*WHAT IS ASKED*: Please reproduce every one of the entries below word for word, leaving out the pictures.

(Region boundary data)

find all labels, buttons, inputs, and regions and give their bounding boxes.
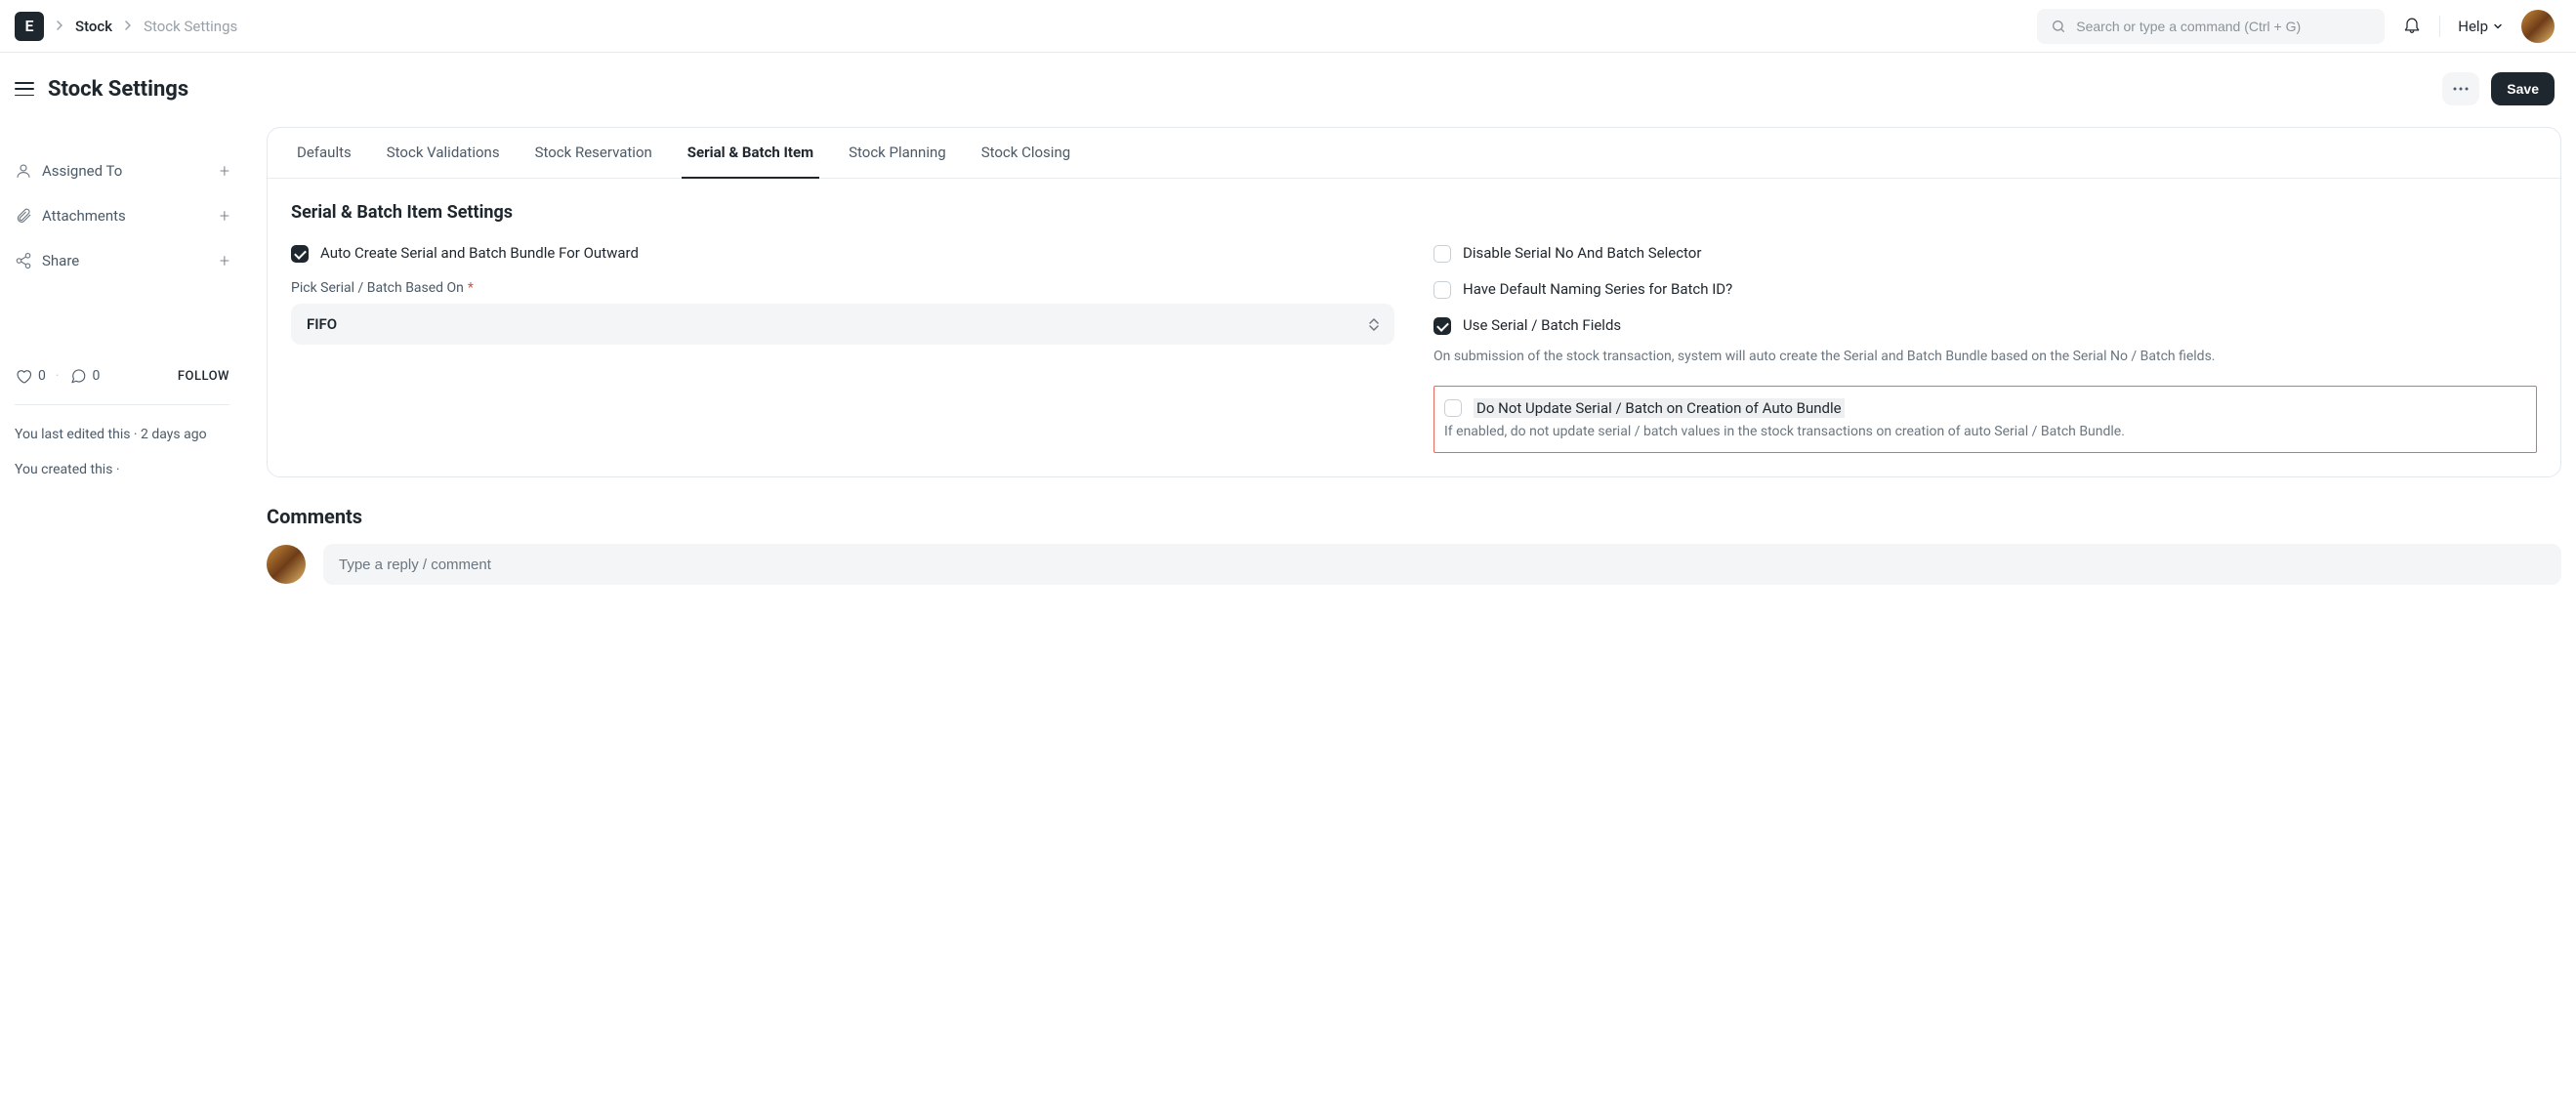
sidebar-share[interactable]: Share + bbox=[15, 242, 229, 279]
comments-section: Comments bbox=[267, 505, 2561, 585]
select-pick-serial-batch[interactable]: FIFO bbox=[291, 304, 1394, 345]
like-count: 0 bbox=[38, 368, 46, 384]
user-avatar[interactable] bbox=[2521, 10, 2555, 43]
highlighted-setting: Do Not Update Serial / Batch on Creation… bbox=[1433, 386, 2537, 454]
ellipsis-icon bbox=[2453, 87, 2469, 91]
page-title: Stock Settings bbox=[48, 77, 188, 102]
sidebar-attachments-label: Attachments bbox=[42, 207, 126, 225]
label-disable-selector: Disable Serial No And Batch Selector bbox=[1463, 244, 1701, 262]
notifications-icon[interactable] bbox=[2402, 15, 2422, 38]
checkbox-disable-selector[interactable] bbox=[1433, 245, 1451, 263]
checkbox-use-serial-batch-fields[interactable] bbox=[1433, 317, 1451, 335]
plus-icon[interactable]: + bbox=[220, 251, 229, 271]
main-content: Defaults Stock Validations Stock Reserva… bbox=[229, 119, 2561, 585]
select-value: FIFO bbox=[307, 315, 337, 333]
divider bbox=[15, 404, 229, 405]
tab-stock-reservation[interactable]: Stock Reservation bbox=[529, 128, 658, 179]
select-arrows-icon bbox=[1369, 318, 1379, 331]
chevron-down-icon bbox=[2492, 21, 2504, 32]
sidebar-share-label: Share bbox=[42, 252, 79, 269]
tabs: Defaults Stock Validations Stock Reserva… bbox=[268, 128, 2560, 179]
label-default-naming: Have Default Naming Series for Batch ID? bbox=[1463, 280, 1732, 298]
comment-count: 0 bbox=[93, 368, 101, 384]
section-title: Serial & Batch Item Settings bbox=[291, 202, 2537, 223]
breadcrumbs: Stock Stock Settings bbox=[56, 18, 237, 35]
help-label: Help bbox=[2458, 18, 2488, 35]
plus-icon[interactable]: + bbox=[220, 161, 229, 182]
plus-icon[interactable]: + bbox=[220, 206, 229, 227]
label-pick-serial-batch: Pick Serial / Batch Based On* bbox=[291, 280, 1394, 296]
comment-input[interactable] bbox=[339, 557, 2546, 573]
user-icon bbox=[15, 162, 32, 180]
divider bbox=[2439, 16, 2440, 37]
tab-stock-planning[interactable]: Stock Planning bbox=[843, 128, 952, 179]
search-input[interactable] bbox=[2076, 19, 2371, 34]
more-actions-button[interactable] bbox=[2442, 72, 2479, 105]
menu-toggle-icon[interactable] bbox=[15, 82, 34, 96]
app-logo[interactable]: E bbox=[15, 12, 44, 41]
paperclip-icon bbox=[15, 207, 32, 225]
label-auto-create-bundle: Auto Create Serial and Batch Bundle For … bbox=[320, 244, 639, 262]
sidebar-attachments[interactable]: Attachments + bbox=[15, 197, 229, 234]
tab-stock-closing[interactable]: Stock Closing bbox=[976, 128, 1076, 179]
breadcrumb-current: Stock Settings bbox=[144, 18, 237, 35]
share-icon bbox=[15, 252, 32, 269]
search-icon bbox=[2051, 19, 2066, 34]
page-header: Stock Settings Save bbox=[0, 53, 2576, 119]
global-search[interactable] bbox=[2037, 9, 2385, 44]
tab-defaults[interactable]: Defaults bbox=[291, 128, 357, 179]
label-use-serial-batch-fields: Use Serial / Batch Fields bbox=[1463, 316, 1621, 334]
comment-icon bbox=[69, 367, 87, 385]
tab-serial-batch-item[interactable]: Serial & Batch Item bbox=[682, 128, 819, 179]
comments-title: Comments bbox=[267, 505, 2561, 528]
form-card: Defaults Stock Validations Stock Reserva… bbox=[267, 127, 2561, 477]
checkbox-default-naming[interactable] bbox=[1433, 281, 1451, 299]
save-button[interactable]: Save bbox=[2491, 72, 2555, 105]
comment-input-wrapper[interactable] bbox=[323, 544, 2561, 585]
comment-avatar bbox=[267, 545, 306, 584]
sidebar-assigned-to-label: Assigned To bbox=[42, 162, 122, 180]
heart-icon bbox=[15, 367, 32, 385]
help-use-serial-batch-fields: On submission of the stock transaction, … bbox=[1433, 347, 2537, 368]
help-do-not-update: If enabled, do not update serial / batch… bbox=[1444, 422, 2526, 443]
sidebar-assigned-to[interactable]: Assigned To + bbox=[15, 152, 229, 189]
tab-stock-validations[interactable]: Stock Validations bbox=[381, 128, 506, 179]
navbar: E Stock Stock Settings Help bbox=[0, 0, 2576, 53]
help-dropdown[interactable]: Help bbox=[2458, 18, 2504, 35]
checkbox-auto-create-bundle[interactable] bbox=[291, 245, 309, 263]
chevron-right-icon bbox=[56, 18, 63, 35]
created-meta: You created this · bbox=[15, 460, 229, 481]
checkbox-do-not-update[interactable] bbox=[1444, 399, 1462, 417]
chevron-right-icon bbox=[124, 18, 132, 35]
like-counter[interactable]: 0 bbox=[15, 367, 46, 385]
breadcrumb-stock[interactable]: Stock bbox=[75, 18, 112, 35]
comment-counter[interactable]: 0 bbox=[69, 367, 101, 385]
follow-button[interactable]: FOLLOW bbox=[178, 369, 229, 384]
form-sidebar: Assigned To + Attachments + Share + 0 · bbox=[15, 119, 229, 585]
last-edited-meta: You last edited this · 2 days ago bbox=[15, 425, 229, 446]
label-do-not-update: Do Not Update Serial / Batch on Creation… bbox=[1474, 398, 1845, 418]
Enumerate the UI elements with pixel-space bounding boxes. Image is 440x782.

*SOLUTION FOR THIS PROBLEM*:
find all labels, buttons, inputs, and regions and give their bounding boxes.
sidebar-share[interactable]: Share + bbox=[15, 242, 229, 279]
comments-section: Comments bbox=[267, 505, 2561, 585]
select-pick-serial-batch[interactable]: FIFO bbox=[291, 304, 1394, 345]
like-count: 0 bbox=[38, 368, 46, 384]
user-avatar[interactable] bbox=[2521, 10, 2555, 43]
highlighted-setting: Do Not Update Serial / Batch on Creation… bbox=[1433, 386, 2537, 454]
ellipsis-icon bbox=[2453, 87, 2469, 91]
page-title: Stock Settings bbox=[48, 77, 188, 102]
sidebar-attachments-label: Attachments bbox=[42, 207, 126, 225]
label-disable-selector: Disable Serial No And Batch Selector bbox=[1463, 244, 1701, 262]
notifications-icon[interactable] bbox=[2402, 15, 2422, 38]
checkbox-disable-selector[interactable] bbox=[1433, 245, 1451, 263]
checkbox-use-serial-batch-fields[interactable] bbox=[1433, 317, 1451, 335]
plus-icon[interactable]: + bbox=[220, 251, 229, 271]
main-content: Defaults Stock Validations Stock Reserva… bbox=[229, 119, 2561, 585]
select-value: FIFO bbox=[307, 315, 337, 333]
divider bbox=[15, 404, 229, 405]
tab-stock-reservation[interactable]: Stock Reservation bbox=[529, 128, 658, 179]
select-arrows-icon bbox=[1369, 318, 1379, 331]
chevron-down-icon bbox=[2492, 21, 2504, 32]
sidebar-share-label: Share bbox=[42, 252, 79, 269]
tabs: Defaults Stock Validations Stock Reserva… bbox=[268, 128, 2560, 179]
label-default-naming: Have Default Naming Series for Batch ID? bbox=[1463, 280, 1732, 298]
comment-count: 0 bbox=[93, 368, 101, 384]
section-title: Serial & Batch Item Settings bbox=[291, 202, 2537, 223]
breadcrumbs: Stock Stock Settings bbox=[56, 18, 237, 35]
help-label: Help bbox=[2458, 18, 2488, 35]
plus-icon[interactable]: + bbox=[220, 161, 229, 182]
plus-icon[interactable]: + bbox=[220, 206, 229, 227]
label-pick-serial-batch: Pick Serial / Batch Based On* bbox=[291, 280, 1394, 296]
comment-input[interactable] bbox=[339, 557, 2546, 573]
user-icon bbox=[15, 162, 32, 180]
divider bbox=[2439, 16, 2440, 37]
tab-stock-planning[interactable]: Stock Planning bbox=[843, 128, 952, 179]
search-input[interactable] bbox=[2076, 19, 2371, 34]
more-actions-button[interactable] bbox=[2442, 72, 2479, 105]
menu-toggle-icon[interactable] bbox=[15, 82, 34, 96]
app-logo[interactable]: E bbox=[15, 12, 44, 41]
paperclip-icon bbox=[15, 207, 32, 225]
label-auto-create-bundle: Auto Create Serial and Batch Bundle For … bbox=[320, 244, 639, 262]
sidebar-attachments[interactable]: Attachments + bbox=[15, 197, 229, 234]
tab-stock-closing[interactable]: Stock Closing bbox=[976, 128, 1076, 179]
breadcrumb-current: Stock Settings bbox=[144, 18, 237, 35]
share-icon bbox=[15, 252, 32, 269]
search-icon bbox=[2051, 19, 2066, 34]
page-header: Stock Settings Save bbox=[0, 53, 2576, 119]
global-search[interactable] bbox=[2037, 9, 2385, 44]
tab-defaults[interactable]: Defaults bbox=[291, 128, 357, 179]
label-use-serial-batch-fields: Use Serial / Batch Fields bbox=[1463, 316, 1621, 334]
comment-icon bbox=[69, 367, 87, 385]
tab-serial-batch-item[interactable]: Serial & Batch Item bbox=[682, 128, 819, 179]
comments-title: Comments bbox=[267, 505, 2561, 528]
form-card: Defaults Stock Validations Stock Reserva… bbox=[267, 127, 2561, 477]
checkbox-default-naming[interactable] bbox=[1433, 281, 1451, 299]
save-button[interactable]: Save bbox=[2491, 72, 2555, 105]
comment-input-wrapper[interactable] bbox=[323, 544, 2561, 585]
comment-avatar bbox=[267, 545, 306, 584]
sidebar-assigned-to-label: Assigned To bbox=[42, 162, 122, 180]
heart-icon bbox=[15, 367, 32, 385]
help-use-serial-batch-fields: On submission of the stock transaction, … bbox=[1433, 347, 2537, 368]
help-do-not-update: If enabled, do not update serial / batch… bbox=[1444, 422, 2526, 443]
sidebar-assigned-to[interactable]: Assigned To + bbox=[15, 152, 229, 189]
tab-stock-validations[interactable]: Stock Validations bbox=[381, 128, 506, 179]
navbar: E Stock Stock Settings Help bbox=[0, 0, 2576, 53]
help-dropdown[interactable]: Help bbox=[2458, 18, 2504, 35]
checkbox-auto-create-bundle[interactable] bbox=[291, 245, 309, 263]
chevron-right-icon bbox=[56, 18, 63, 35]
created-meta: You created this · bbox=[15, 460, 229, 481]
checkbox-do-not-update[interactable] bbox=[1444, 399, 1462, 417]
chevron-right-icon bbox=[124, 18, 132, 35]
like-counter[interactable]: 0 bbox=[15, 367, 46, 385]
breadcrumb-stock[interactable]: Stock bbox=[75, 18, 112, 35]
comment-counter[interactable]: 0 bbox=[69, 367, 101, 385]
follow-button[interactable]: FOLLOW bbox=[178, 369, 229, 384]
form-sidebar: Assigned To + Attachments + Share + 0 · bbox=[15, 119, 229, 585]
last-edited-meta: You last edited this · 2 days ago bbox=[15, 425, 229, 446]
label-do-not-update: Do Not Update Serial / Batch on Creation… bbox=[1474, 398, 1845, 418]
Enumerate the UI elements with pixel-space bounding boxes. Image is 440x782.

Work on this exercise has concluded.